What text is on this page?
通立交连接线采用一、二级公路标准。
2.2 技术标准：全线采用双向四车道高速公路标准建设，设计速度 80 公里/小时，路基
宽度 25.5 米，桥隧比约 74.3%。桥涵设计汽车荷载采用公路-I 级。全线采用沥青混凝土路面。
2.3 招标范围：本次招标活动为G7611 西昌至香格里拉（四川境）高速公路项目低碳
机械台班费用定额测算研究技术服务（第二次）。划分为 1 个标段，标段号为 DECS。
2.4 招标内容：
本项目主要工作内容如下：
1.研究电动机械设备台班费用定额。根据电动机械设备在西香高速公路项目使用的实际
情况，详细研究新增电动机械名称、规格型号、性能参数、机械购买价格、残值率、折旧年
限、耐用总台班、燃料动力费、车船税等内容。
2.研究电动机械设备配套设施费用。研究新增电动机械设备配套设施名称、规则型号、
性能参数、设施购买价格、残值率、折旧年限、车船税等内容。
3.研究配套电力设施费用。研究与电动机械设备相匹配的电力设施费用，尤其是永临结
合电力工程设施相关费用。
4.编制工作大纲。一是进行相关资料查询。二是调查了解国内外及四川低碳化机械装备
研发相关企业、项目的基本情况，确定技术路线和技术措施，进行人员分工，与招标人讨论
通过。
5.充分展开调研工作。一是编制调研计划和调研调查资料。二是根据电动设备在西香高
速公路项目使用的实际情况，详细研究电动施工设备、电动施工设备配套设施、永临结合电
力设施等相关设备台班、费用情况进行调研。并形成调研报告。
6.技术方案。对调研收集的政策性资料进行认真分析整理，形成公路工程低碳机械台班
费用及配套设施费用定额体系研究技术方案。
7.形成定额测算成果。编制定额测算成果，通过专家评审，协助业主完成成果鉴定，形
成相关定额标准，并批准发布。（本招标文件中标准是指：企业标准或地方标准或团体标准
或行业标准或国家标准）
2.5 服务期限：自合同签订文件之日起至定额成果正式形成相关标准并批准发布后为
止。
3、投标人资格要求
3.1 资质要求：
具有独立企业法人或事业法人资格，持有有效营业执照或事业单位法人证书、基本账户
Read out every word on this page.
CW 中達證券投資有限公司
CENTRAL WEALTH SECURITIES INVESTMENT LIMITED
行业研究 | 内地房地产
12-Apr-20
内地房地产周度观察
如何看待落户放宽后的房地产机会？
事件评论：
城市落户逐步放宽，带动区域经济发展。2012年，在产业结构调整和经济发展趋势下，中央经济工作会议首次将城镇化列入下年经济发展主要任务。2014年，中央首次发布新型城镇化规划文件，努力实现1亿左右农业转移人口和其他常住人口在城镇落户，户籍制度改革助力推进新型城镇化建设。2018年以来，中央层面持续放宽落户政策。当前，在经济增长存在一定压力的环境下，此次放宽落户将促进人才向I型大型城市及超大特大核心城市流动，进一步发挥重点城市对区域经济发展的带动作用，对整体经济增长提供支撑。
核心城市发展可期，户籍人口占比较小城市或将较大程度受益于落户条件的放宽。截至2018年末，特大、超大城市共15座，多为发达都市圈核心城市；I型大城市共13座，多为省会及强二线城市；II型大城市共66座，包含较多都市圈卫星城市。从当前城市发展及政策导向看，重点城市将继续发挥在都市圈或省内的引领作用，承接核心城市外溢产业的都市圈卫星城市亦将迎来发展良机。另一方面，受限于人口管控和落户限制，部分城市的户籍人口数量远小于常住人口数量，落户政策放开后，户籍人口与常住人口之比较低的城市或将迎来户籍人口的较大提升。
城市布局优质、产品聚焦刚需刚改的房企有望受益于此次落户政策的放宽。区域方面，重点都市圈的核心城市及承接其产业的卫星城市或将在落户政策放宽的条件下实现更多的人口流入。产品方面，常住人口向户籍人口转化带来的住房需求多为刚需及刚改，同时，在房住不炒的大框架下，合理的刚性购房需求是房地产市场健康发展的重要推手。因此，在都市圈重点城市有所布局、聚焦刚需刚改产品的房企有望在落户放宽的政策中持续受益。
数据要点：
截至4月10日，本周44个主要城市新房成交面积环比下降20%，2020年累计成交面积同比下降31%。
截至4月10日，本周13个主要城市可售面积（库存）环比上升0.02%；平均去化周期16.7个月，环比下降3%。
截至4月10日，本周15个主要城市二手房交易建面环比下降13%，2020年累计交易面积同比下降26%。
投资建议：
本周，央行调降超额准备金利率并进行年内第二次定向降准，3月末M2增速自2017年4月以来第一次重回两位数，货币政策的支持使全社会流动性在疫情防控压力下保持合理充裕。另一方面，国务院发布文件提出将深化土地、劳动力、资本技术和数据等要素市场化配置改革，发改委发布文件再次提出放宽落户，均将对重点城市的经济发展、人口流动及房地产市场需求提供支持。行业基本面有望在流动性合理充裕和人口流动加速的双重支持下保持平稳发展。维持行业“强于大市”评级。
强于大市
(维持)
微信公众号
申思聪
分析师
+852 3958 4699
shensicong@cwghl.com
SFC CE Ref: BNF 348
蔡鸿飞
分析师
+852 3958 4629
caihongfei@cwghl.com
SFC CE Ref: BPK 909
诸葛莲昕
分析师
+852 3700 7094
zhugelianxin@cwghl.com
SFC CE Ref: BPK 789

━━━━

> **Do this**
Retype every record above exactly as it appears.

> **Output**
What text is on this page?
通立交连接线采用一、二级公路标准。
2.2 技术标准：全线采用双向四车道高速公路标准建设，设计速度 80 公里/小时，路基
宽度 25.5 米，桥隧比约 74.3%。桥涵设计汽车荷载采用公路-I 级。全线采用沥青混凝土路面。
2.3 招标范围：本次招标活动为G7611 西昌至香格里拉（四川境）高速公路项目低碳
机械台班费用定额测算研究技术服务（第二次）。划分为 1 个标段，标段号为 DECS。
2.4 招标内容：
本项目主要工作内容如下：
1.研究电动机械设备台班费用定额。根据电动机械设备在西香高速公路项目使用的实际
情况，详细研究新增电动机械名称、规格型号、性能参数、机械购买价格、残值率、折旧年
限、耐用总台班、燃料动力费、车船税等内容。
2.研究电动机械设备配套设施费用。研究新增电动机械设备配套设施名称、规则型号、
性能参数、设施购买价格、残值率、折旧年限、车船税等内容。
3.研究配套电力设施费用。研究与电动机械设备相匹配的电力设施费用，尤其是永临结
合电力工程设施相关费用。
4.编制工作大纲。一是进行相关资料查询。二是调查了解国内外及四川低碳化机械装备
研发相关企业、项目的基本情况，确定技术路线和技术措施，进行人员分工，与招标人讨论
通过。
5.充分展开调研工作。一是编制调研计划和调研调查资料。二是根据电动设备在西香高
速公路项目使用的实际情况，详细研究电动施工设备、电动施工设备配套设施、永临结合电
力设施等相关设备台班、费用情况进行调研。并形成调研报告。
6.技术方案。对调研收集的政策性资料进行认真分析整理，形成公路工程低碳机械台班
费用及配套设施费用定额体系研究技术方案。
7.形成定额测算成果。编制定额测算成果，通过专家评审，协助业主完成成果鉴定，形
成相关定额标准，并批准发布。（本招标文件中标准是指：企业标准或地方标准或团体标准
或行业标准或国家标准）
2.5 服务期限：自合同签订文件之日起至定额成果正式形成相关标准并批准发布后为
止。
3、投标人资格要求
3.1 资质要求：
具有独立企业法人或事业法人资格，持有有效营业执照或事业单位法人证书、基本账户
Read out every word on this page.
CW 中達證券投資有限公司
CENTRAL WEALTH SECURITIES INVESTMENT LIMITED
行业研究 | 内地房地产
12-Apr-20
内地房地产周度观察
如何看待落户放宽后的房地产机会？
事件评论：
城市落户逐步放宽，带动区域经济发展。2012年，在产业结构调整和经济发展趋势下，中央经济工作会议首次将城镇化列入下年经济发展主要任务。2014年，中央首次发布新型城镇化规划文件，努力实现1亿左右农业转移人口和其他常住人口在城镇落户，户籍制度改革助力推进新型城镇化建设。2018年以来，中央层面持续放宽落户政策。当前，在经济增长存在一定压力的环境下，此次放宽落户将促进人才向I型大型城市及超大特大核心城市流动，进一步发挥重点城市对区域经济发展的带动作用，对整体经济增长提供支撑。
核心城市发展可期，户籍人口占比较小城市或将较大程度受益于落户条件的放宽。截至2018年末，特大、超大城市共15座，多为发达都市圈核心城市；I型大城市共13座，多为省会及强二线城市；II型大城市共66座，包含较多都市圈卫星城市。从当前城市发展及政策导向看，重点城市将继续发挥在都市圈或省内的引领作用，承接核心城市外溢产业的都市圈卫星城市亦将迎来发展良机。另一方面，受限于人口管控和落户限制，部分城市的户籍人口数量远小于常住人口数量，落户政策放开后，户籍人口与常住人口之比较低的城市或将迎来户籍人口的较大提升。
城市布局优质、产品聚焦刚需刚改的房企有望受益于此次落户政策的放宽。区域方面，重点都市圈的核心城市及承接其产业的卫星城市或将在落户政策放宽的条件下实现更多的人口流入。产品方面，常住人口向户籍人口转化带来的住房需求多为刚需及刚改，同时，在房住不炒的大框架下，合理的刚性购房需求是房地产市场健康发展的重要推手。因此，在都市圈重点城市有所布局、聚焦刚需刚改产品的房企有望在落户放宽的政策中持续受益。
数据要点：
截至4月10日，本周44个主要城市新房成交面积环比下降20%，2020年累计成交面积同比下降31%。
截至4月10日，本周13个主要城市可售面积（库存）环比上升0.02%；平均去化周期16.7个月，环比下降3%。
截至4月10日，本周15个主要城市二手房交易建面环比下降13%，2020年累计交易面积同比下降26%。
投资建议：
本周，央行调降超额准备金利率并进行年内第二次定向降准，3月末M2增速自2017年4月以来第一次重回两位数，货币政策的支持使全社会流动性在疫情防控压力下保持合理充裕。另一方面，国务院发布文件提出将深化土地、劳动力、资本技术和数据等要素市场化配置改革，发改委发布文件再次提出放宽落户，均将对重点城市的经济发展、人口流动及房地产市场需求提供支持。行业基本面有望在流动性合理充裕和人口流动加速的双重支持下保持平稳发展。维持行业“强于大市”评级。
强于大市
(维持)
微信公众号
申思聪
分析师
+852 3958 4699
shensicong@cwghl.com
SFC CE Ref: BNF 348
蔡鸿飞
分析师
+852 3958 4629
caihongfei@cwghl.com
SFC CE Ref: BPK 909
诸葛莲昕
分析师
+852 3700 7094
zhugelianxin@cwghl.com
SFC CE Ref: BPK 789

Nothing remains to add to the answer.